■ THE INPUT:
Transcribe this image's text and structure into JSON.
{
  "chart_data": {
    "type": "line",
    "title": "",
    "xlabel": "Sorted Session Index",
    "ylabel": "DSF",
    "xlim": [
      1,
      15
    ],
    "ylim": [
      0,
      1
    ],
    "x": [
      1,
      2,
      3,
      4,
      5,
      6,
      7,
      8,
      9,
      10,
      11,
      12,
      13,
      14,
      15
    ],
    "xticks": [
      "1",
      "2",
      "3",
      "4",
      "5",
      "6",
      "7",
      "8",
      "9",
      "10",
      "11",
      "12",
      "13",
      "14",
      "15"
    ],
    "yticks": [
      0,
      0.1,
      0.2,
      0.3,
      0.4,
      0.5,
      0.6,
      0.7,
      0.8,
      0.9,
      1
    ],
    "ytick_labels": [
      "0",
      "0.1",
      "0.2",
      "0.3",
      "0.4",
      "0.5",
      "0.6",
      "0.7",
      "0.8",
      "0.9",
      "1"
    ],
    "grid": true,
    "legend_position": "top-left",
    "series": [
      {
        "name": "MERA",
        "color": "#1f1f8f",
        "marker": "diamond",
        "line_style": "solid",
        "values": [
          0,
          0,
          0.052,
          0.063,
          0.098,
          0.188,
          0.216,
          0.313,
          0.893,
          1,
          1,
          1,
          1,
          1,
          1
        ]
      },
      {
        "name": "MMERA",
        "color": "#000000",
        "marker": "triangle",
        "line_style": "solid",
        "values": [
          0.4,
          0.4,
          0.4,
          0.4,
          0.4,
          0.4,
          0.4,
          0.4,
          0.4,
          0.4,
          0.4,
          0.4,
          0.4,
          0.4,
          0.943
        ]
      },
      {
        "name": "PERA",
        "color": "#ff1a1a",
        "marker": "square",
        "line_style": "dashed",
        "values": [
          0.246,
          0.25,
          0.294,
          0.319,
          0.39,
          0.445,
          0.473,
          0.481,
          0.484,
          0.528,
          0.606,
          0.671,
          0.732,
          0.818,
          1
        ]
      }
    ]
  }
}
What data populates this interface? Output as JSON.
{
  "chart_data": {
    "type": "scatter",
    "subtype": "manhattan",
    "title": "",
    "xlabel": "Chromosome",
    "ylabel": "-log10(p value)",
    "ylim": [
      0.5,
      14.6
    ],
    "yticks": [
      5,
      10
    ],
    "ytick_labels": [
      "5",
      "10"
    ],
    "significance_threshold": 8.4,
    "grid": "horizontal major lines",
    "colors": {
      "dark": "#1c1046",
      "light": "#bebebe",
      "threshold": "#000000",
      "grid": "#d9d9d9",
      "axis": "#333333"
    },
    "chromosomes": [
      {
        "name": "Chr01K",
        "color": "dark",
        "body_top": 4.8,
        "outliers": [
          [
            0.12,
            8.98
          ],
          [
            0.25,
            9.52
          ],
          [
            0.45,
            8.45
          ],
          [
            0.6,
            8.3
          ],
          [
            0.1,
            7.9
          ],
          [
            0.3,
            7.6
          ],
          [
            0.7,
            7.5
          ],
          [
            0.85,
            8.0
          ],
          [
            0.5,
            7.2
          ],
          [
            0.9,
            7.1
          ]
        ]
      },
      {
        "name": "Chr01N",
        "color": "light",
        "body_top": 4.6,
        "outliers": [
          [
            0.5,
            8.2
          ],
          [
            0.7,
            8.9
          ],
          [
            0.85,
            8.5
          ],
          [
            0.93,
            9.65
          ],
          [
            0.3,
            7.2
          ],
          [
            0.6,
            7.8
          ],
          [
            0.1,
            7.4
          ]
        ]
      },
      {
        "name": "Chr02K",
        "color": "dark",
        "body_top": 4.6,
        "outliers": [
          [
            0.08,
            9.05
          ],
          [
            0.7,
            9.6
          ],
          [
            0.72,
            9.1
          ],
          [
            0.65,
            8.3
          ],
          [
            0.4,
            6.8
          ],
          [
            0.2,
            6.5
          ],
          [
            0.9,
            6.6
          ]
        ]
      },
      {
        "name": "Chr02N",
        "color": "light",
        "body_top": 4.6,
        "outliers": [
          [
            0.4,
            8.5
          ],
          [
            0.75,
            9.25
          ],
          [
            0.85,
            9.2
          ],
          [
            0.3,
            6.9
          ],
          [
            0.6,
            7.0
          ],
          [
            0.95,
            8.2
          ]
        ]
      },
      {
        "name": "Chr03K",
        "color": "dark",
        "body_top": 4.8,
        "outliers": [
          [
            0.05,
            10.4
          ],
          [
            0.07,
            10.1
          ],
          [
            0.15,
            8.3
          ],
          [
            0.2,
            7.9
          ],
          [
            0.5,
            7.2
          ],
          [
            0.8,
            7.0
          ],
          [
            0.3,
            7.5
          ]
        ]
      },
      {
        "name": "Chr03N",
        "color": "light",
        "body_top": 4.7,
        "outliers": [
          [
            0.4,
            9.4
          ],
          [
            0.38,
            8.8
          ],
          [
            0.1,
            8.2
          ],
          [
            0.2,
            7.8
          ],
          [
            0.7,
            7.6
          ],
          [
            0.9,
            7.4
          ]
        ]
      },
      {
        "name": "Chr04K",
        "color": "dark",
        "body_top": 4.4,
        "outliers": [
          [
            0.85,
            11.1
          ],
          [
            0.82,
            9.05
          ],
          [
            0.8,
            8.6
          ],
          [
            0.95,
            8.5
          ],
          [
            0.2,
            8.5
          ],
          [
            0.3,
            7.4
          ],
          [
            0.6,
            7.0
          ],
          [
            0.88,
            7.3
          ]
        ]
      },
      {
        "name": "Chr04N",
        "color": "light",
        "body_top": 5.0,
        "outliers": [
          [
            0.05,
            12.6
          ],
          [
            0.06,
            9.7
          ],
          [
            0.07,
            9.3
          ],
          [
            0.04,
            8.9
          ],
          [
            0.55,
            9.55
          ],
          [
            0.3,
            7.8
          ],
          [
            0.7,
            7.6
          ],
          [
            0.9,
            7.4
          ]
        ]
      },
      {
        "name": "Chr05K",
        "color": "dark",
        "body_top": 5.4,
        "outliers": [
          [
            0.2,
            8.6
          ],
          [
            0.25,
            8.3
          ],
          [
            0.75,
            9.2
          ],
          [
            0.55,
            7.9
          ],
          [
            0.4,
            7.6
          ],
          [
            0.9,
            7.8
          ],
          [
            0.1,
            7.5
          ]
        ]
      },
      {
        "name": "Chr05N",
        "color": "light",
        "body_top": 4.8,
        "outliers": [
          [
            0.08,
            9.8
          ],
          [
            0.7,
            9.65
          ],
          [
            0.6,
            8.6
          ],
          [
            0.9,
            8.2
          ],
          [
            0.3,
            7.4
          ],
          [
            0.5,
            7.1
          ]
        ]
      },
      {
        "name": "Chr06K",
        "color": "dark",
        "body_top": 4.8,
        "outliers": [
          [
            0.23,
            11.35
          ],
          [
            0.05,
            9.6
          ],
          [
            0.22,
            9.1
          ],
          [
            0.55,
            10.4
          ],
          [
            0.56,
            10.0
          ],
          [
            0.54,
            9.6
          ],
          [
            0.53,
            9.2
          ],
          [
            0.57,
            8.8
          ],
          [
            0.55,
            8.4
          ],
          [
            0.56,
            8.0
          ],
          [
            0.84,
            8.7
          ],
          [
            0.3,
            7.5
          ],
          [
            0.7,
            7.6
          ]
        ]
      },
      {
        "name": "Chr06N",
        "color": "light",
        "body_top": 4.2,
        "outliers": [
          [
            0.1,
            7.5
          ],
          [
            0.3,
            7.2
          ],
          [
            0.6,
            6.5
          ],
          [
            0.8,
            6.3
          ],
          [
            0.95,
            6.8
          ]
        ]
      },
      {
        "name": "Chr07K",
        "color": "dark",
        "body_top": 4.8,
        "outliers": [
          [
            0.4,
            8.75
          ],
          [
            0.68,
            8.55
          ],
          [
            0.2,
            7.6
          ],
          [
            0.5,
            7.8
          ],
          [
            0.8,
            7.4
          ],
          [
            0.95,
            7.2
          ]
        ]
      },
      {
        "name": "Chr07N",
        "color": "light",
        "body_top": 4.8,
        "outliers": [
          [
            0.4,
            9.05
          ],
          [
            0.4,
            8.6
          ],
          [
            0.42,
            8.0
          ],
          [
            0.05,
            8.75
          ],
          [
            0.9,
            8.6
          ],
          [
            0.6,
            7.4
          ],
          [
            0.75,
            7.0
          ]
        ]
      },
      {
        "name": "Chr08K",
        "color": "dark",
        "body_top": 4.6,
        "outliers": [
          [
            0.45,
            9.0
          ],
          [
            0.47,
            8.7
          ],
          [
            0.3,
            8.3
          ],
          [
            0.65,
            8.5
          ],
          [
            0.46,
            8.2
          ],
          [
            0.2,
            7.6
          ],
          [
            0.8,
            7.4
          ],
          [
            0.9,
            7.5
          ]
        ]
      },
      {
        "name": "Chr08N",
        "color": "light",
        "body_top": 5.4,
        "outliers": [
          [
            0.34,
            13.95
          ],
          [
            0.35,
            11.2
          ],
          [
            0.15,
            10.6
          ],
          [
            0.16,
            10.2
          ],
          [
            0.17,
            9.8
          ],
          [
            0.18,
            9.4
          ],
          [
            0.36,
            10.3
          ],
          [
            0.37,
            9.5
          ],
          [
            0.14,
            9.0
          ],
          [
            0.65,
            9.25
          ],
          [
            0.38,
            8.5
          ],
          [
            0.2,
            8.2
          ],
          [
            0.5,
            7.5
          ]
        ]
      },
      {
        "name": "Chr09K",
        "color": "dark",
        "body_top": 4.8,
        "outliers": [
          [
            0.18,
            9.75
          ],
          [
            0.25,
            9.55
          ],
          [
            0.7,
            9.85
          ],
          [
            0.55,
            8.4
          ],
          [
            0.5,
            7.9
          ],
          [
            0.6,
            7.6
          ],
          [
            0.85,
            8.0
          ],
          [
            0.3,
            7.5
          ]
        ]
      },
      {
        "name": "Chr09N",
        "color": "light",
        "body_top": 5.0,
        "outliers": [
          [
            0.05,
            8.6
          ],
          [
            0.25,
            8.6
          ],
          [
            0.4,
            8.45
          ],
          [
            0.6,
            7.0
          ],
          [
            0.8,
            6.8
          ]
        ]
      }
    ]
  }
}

■ TASK PROMPT:
Copy each line of the records above that carries the word "marker".

■ RIGHT ANSWER:
        "marker": "diamond",
        "marker": "triangle",
        "marker": "square",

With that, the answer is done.